→ WORK REQUIRED
Copy every line of the entries that includes the word "países".

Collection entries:
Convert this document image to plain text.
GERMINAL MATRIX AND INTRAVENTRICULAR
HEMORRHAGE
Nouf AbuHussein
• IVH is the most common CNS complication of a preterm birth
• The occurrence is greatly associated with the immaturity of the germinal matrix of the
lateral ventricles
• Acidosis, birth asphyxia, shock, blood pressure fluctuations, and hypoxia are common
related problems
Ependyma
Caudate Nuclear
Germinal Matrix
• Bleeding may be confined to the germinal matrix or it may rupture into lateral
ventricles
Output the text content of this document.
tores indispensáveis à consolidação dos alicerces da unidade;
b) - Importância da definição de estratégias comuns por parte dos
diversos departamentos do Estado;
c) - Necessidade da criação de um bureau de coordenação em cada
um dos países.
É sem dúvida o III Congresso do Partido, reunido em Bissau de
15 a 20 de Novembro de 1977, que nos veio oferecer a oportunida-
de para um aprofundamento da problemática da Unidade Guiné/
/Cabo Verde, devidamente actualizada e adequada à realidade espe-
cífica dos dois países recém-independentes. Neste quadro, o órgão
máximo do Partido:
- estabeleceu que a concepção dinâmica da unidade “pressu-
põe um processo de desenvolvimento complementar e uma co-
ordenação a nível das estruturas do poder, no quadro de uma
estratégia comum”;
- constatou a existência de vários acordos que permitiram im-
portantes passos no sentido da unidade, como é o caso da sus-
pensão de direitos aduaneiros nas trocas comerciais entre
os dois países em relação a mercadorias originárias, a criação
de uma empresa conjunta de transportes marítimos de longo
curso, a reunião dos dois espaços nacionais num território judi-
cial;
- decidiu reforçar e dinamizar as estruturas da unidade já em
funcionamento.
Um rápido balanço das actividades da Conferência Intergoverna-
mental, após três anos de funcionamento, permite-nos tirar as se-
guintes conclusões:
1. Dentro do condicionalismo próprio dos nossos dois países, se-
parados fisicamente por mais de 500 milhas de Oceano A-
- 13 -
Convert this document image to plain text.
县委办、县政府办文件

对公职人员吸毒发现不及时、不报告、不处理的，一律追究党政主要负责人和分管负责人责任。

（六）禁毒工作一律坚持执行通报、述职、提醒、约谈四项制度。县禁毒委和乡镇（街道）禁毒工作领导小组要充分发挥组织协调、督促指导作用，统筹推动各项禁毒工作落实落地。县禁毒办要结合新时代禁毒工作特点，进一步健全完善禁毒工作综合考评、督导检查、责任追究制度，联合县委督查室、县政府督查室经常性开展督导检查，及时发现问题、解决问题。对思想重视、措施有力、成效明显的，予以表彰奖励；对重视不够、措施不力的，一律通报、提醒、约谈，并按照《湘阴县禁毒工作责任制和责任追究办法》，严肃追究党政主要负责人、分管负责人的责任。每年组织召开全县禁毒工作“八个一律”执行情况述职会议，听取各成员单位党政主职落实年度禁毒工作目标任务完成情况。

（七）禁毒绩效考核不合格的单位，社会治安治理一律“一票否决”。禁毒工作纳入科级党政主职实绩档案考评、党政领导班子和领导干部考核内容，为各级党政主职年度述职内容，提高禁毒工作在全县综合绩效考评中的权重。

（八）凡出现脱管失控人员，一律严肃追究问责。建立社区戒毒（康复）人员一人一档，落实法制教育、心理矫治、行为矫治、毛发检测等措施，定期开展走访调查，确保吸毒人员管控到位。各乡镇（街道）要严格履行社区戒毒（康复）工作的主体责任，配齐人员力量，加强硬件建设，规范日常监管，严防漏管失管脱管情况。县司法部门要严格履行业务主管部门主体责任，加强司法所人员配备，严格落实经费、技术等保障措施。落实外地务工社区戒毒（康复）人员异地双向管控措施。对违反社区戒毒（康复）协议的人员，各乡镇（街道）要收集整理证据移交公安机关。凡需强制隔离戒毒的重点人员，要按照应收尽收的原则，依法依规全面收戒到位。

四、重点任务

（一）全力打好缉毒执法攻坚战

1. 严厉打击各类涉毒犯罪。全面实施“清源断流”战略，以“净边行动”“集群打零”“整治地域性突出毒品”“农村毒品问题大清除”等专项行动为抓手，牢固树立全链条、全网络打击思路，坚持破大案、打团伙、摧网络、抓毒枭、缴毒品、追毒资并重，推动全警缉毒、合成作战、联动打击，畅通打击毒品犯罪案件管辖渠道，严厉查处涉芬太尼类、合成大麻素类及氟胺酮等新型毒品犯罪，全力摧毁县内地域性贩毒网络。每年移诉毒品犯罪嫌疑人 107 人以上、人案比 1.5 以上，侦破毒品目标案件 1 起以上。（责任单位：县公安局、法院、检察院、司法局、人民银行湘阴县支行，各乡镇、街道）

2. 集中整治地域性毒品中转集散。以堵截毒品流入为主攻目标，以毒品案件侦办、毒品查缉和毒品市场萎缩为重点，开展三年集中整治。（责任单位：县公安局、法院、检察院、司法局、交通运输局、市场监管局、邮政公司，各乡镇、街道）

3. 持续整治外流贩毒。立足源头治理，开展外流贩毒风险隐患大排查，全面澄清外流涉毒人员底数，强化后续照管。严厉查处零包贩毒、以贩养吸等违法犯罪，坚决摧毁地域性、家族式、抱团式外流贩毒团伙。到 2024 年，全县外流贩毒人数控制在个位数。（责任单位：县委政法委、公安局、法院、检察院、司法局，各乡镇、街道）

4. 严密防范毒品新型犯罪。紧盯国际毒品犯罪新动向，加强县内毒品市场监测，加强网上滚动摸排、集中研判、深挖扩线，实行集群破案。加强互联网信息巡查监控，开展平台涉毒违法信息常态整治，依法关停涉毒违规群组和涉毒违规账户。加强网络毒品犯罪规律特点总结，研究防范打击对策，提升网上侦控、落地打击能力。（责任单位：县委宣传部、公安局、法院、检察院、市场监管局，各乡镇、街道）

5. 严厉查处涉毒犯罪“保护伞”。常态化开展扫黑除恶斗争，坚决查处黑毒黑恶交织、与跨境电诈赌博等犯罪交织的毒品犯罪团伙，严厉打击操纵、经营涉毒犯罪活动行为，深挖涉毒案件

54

→ RESULT
um dos países.
cífica dos dois países recém-independentes. Neste quadro, o órgão
os dois países em relação a mercadorias originárias, a criação
1. Dentro do condicionalismo próprio dos nossos dois países, se-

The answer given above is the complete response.